== Data provided ==

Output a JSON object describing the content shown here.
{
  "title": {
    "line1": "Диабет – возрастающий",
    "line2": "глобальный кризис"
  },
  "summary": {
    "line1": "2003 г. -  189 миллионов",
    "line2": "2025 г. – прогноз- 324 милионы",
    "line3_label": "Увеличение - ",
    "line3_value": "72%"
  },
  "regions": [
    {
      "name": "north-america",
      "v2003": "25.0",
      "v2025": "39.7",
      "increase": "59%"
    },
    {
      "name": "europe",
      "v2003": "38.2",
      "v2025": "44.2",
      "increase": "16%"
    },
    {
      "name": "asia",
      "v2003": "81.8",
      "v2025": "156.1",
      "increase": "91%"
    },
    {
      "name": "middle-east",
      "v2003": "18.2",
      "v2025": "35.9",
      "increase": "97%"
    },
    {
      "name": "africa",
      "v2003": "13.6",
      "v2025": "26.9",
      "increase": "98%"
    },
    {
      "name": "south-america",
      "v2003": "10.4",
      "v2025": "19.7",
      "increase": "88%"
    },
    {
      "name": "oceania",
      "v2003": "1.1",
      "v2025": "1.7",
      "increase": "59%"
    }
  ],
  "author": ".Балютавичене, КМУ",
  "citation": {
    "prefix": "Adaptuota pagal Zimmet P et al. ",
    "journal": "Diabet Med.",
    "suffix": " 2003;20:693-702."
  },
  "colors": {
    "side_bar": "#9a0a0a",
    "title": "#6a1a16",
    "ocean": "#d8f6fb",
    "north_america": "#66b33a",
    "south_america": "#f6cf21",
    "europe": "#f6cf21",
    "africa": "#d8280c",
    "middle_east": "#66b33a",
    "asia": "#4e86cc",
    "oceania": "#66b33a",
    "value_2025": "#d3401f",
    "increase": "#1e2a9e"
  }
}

===
== Data provided ==

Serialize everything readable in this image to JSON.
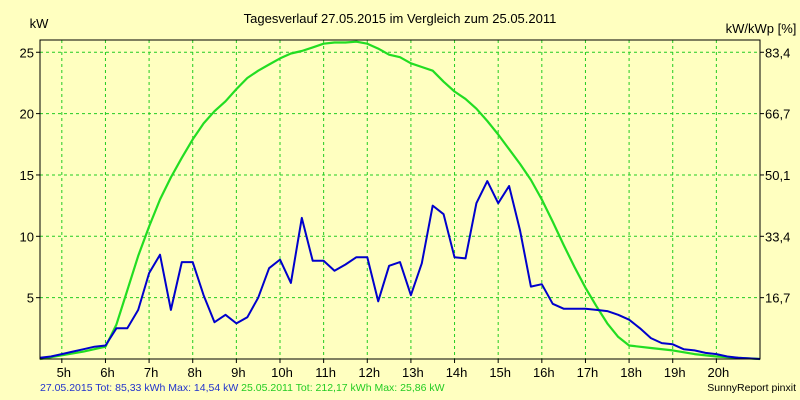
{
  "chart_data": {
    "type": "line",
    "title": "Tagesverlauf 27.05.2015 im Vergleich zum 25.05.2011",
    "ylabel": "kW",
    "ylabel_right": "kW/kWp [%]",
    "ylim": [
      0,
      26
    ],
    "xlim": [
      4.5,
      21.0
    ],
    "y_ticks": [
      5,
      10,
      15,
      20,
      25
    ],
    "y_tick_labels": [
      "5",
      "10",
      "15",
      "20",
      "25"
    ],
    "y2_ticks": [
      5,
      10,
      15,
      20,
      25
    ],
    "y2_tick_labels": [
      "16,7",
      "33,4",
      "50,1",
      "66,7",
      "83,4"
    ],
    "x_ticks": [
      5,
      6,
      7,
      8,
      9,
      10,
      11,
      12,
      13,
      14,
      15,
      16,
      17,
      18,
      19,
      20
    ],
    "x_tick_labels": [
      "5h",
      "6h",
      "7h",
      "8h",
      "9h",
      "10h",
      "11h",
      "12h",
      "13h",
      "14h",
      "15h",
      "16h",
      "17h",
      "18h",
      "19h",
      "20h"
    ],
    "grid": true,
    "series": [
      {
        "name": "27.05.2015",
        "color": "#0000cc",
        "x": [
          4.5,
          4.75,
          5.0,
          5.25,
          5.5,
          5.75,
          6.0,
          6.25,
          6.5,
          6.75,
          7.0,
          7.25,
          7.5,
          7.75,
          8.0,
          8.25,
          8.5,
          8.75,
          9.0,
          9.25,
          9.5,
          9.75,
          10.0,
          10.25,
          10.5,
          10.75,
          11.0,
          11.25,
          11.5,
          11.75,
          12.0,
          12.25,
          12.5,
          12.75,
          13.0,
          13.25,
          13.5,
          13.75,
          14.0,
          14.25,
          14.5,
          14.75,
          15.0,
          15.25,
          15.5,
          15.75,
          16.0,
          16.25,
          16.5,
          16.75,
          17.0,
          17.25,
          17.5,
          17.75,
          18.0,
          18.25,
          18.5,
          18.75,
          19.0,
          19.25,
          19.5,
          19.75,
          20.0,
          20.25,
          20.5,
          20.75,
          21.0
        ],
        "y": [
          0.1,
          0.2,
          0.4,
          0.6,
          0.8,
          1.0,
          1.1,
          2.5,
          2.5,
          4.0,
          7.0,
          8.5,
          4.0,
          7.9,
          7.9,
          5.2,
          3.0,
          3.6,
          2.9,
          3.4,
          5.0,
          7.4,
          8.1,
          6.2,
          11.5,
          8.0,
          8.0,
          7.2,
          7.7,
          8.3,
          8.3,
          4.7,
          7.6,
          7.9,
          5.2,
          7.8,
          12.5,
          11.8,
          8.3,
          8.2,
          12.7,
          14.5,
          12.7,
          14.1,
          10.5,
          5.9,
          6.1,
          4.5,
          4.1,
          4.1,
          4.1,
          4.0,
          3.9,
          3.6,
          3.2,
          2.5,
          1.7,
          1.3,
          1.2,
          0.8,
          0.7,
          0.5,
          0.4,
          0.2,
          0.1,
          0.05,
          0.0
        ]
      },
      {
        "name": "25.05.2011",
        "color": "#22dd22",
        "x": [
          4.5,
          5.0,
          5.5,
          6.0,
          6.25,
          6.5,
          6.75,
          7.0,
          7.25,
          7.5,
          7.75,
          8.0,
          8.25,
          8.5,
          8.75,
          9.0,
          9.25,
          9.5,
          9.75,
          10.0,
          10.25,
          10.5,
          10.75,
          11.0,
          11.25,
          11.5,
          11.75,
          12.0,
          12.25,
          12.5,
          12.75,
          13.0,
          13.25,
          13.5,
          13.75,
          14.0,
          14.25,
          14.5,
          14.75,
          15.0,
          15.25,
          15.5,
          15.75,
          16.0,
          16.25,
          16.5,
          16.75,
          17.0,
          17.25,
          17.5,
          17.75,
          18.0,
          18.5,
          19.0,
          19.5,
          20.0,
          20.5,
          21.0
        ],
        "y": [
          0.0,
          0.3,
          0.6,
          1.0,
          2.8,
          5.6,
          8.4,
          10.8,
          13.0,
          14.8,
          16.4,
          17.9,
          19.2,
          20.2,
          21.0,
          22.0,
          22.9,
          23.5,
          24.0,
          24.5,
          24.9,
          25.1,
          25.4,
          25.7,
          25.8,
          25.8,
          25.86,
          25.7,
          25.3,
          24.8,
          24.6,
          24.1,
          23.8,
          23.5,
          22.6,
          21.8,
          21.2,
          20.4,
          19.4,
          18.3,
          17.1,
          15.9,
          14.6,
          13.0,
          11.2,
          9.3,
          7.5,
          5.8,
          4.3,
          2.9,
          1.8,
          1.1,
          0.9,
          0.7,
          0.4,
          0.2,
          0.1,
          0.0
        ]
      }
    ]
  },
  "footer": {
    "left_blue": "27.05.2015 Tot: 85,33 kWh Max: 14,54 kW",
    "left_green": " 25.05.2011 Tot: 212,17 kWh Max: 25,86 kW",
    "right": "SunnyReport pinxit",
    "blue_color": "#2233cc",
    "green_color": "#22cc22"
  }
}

===

• Problem: Copy out all lines above that include the string "name".

• Task answer:
      "name": "north-america",
      "name": "europe",
      "name": "asia",
      "name": "middle-east",
      "name": "africa",
      "name": "south-america",
      "name": "oceania",
        "name": "27.05.2015",
        "name": "25.05.2011",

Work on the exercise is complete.